*Exercise brief*
Extract the data exactly, missing nothing.

Stored data:
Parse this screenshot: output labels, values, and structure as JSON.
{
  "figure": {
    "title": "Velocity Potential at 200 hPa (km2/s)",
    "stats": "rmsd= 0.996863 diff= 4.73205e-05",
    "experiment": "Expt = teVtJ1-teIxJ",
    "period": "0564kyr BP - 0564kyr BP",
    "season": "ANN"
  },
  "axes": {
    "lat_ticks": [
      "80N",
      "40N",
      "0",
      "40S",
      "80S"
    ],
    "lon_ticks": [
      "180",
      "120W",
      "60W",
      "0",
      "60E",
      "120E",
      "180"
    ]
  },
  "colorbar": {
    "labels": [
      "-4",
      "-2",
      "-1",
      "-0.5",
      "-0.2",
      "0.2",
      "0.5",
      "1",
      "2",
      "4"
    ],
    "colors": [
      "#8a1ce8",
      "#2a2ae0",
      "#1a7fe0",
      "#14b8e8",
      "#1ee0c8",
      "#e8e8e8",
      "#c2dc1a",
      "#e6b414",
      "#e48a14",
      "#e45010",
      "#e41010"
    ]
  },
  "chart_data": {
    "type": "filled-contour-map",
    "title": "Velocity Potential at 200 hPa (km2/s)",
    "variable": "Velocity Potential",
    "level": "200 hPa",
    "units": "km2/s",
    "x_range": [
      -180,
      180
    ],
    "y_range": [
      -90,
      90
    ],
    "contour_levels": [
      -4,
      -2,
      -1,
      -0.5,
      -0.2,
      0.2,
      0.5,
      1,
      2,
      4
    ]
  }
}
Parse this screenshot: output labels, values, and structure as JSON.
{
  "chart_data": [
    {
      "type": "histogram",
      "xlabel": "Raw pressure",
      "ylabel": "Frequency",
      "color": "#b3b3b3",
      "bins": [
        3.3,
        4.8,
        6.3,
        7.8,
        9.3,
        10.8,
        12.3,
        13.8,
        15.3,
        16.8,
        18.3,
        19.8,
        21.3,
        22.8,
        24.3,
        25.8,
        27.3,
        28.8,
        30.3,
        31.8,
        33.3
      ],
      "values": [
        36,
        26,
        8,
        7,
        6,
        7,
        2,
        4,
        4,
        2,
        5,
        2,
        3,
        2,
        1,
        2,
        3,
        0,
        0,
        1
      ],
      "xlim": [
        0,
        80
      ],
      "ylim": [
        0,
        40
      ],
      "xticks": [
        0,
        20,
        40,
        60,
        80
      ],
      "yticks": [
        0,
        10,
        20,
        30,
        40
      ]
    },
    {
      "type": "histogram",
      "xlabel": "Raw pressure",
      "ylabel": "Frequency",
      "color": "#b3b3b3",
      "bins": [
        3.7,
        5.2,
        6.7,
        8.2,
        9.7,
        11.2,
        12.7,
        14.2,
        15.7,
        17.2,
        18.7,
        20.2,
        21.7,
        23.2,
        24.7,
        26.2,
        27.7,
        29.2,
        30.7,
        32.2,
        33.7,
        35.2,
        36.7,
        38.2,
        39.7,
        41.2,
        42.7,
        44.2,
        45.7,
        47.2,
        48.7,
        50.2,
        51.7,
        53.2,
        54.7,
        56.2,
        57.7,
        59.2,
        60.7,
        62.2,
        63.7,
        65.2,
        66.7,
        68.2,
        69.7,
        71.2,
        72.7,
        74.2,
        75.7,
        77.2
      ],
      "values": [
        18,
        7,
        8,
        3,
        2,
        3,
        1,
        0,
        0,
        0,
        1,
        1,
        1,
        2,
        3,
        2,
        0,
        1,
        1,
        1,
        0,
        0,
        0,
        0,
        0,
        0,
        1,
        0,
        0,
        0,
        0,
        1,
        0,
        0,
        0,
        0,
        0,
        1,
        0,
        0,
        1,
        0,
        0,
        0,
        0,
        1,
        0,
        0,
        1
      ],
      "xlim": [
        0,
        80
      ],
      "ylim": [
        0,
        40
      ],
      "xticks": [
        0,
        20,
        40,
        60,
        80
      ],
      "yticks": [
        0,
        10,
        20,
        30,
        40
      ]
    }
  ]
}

*Worked answer*
Parse this screenshot: output labels, values, and structure as JSON.
{
  "figure": {
    "title": "Velocity Potential at 200 hPa (km2/s)",
    "stats": "rmsd= 0.996863 diff= 4.73205e-05",
    "experiment": "Expt = teVtJ1-teIxJ",
    "period": "0564kyr BP - 0564kyr BP",
    "season": "ANN"
  },
  "axes": {
    "lat_ticks": [
      "80N",
      "40N",
      "0",
      "40S",
      "80S"
    ],
    "lon_ticks": [
      "180",
      "120W",
      "60W",
      "0",
      "60E",
      "120E",
      "180"
    ]
  },
  "colorbar": {
    "labels": [
      "-4",
      "-2",
      "-1",
      "-0.5",
      "-0.2",
      "0.2",
      "0.5",
      "1",
      "2",
      "4"
    ],
    "colors": [
      "#8a1ce8",
      "#2a2ae0",
      "#1a7fe0",
      "#14b8e8",
      "#1ee0c8",
      "#e8e8e8",
      "#c2dc1a",
      "#e6b414",
      "#e48a14",
      "#e45010",
      "#e41010"
    ]
  },
  "chart_data": {
    "type": "filled-contour-map",
    "title": "Velocity Potential at 200 hPa (km2/s)",
    "variable": "Velocity Potential",
    "level": "200 hPa",
    "units": "km2/s",
    "x_range": [
      -180,
      180
    ],
    "y_range": [
      -90,
      90
    ],
    "contour_levels": [
      -4,
      -2,
      -1,
      -0.5,
      -0.2,
      0.2,
      0.5,
      1,
      2,
      4
    ]
  }
}
Parse this screenshot: output labels, values, and structure as JSON.
{
  "chart_data": [
    {
      "type": "histogram",
      "xlabel": "Raw pressure",
      "ylabel": "Frequency",
      "color": "#b3b3b3",
      "bins": [
        3.3,
        4.8,
        6.3,
        7.8,
        9.3,
        10.8,
        12.3,
        13.8,
        15.3,
        16.8,
        18.3,
        19.8,
        21.3,
        22.8,
        24.3,
        25.8,
        27.3,
        28.8,
        30.3,
        31.8,
        33.3
      ],
      "values": [
        36,
        26,
        8,
        7,
        6,
        7,
        2,
        4,
        4,
        2,
        5,
        2,
        3,
        2,
        1,
        2,
        3,
        0,
        0,
        1
      ],
      "xlim": [
        0,
        80
      ],
      "ylim": [
        0,
        40
      ],
      "xticks": [
        0,
        20,
        40,
        60,
        80
      ],
      "yticks": [
        0,
        10,
        20,
        30,
        40
      ]
    },
    {
      "type": "histogram",
      "xlabel": "Raw pressure",
      "ylabel": "Frequency",
      "color": "#b3b3b3",
      "bins": [
        3.7,
        5.2,
        6.7,
        8.2,
        9.7,
        11.2,
        12.7,
        14.2,
        15.7,
        17.2,
        18.7,
        20.2,
        21.7,
        23.2,
        24.7,
        26.2,
        27.7,
        29.2,
        30.7,
        32.2,
        33.7,
        35.2,
        36.7,
        38.2,
        39.7,
        41.2,
        42.7,
        44.2,
        45.7,
        47.2,
        48.7,
        50.2,
        51.7,
        53.2,
        54.7,
        56.2,
        57.7,
        59.2,
        60.7,
        62.2,
        63.7,
        65.2,
        66.7,
        68.2,
        69.7,
        71.2,
        72.7,
        74.2,
        75.7,
        77.2
      ],
      "values": [
        18,
        7,
        8,
        3,
        2,
        3,
        1,
        0,
        0,
        0,
        1,
        1,
        1,
        2,
        3,
        2,
        0,
        1,
        1,
        1,
        0,
        0,
        0,
        0,
        0,
        0,
        1,
        0,
        0,
        0,
        0,
        1,
        0,
        0,
        0,
        0,
        0,
        1,
        0,
        0,
        1,
        0,
        0,
        0,
        0,
        1,
        0,
        0,
        1
      ],
      "xlim": [
        0,
        80
      ],
      "ylim": [
        0,
        40
      ],
      "xticks": [
        0,
        20,
        40,
        60,
        80
      ],
      "yticks": [
        0,
        10,
        20,
        30,
        40
      ]
    }
  ]
}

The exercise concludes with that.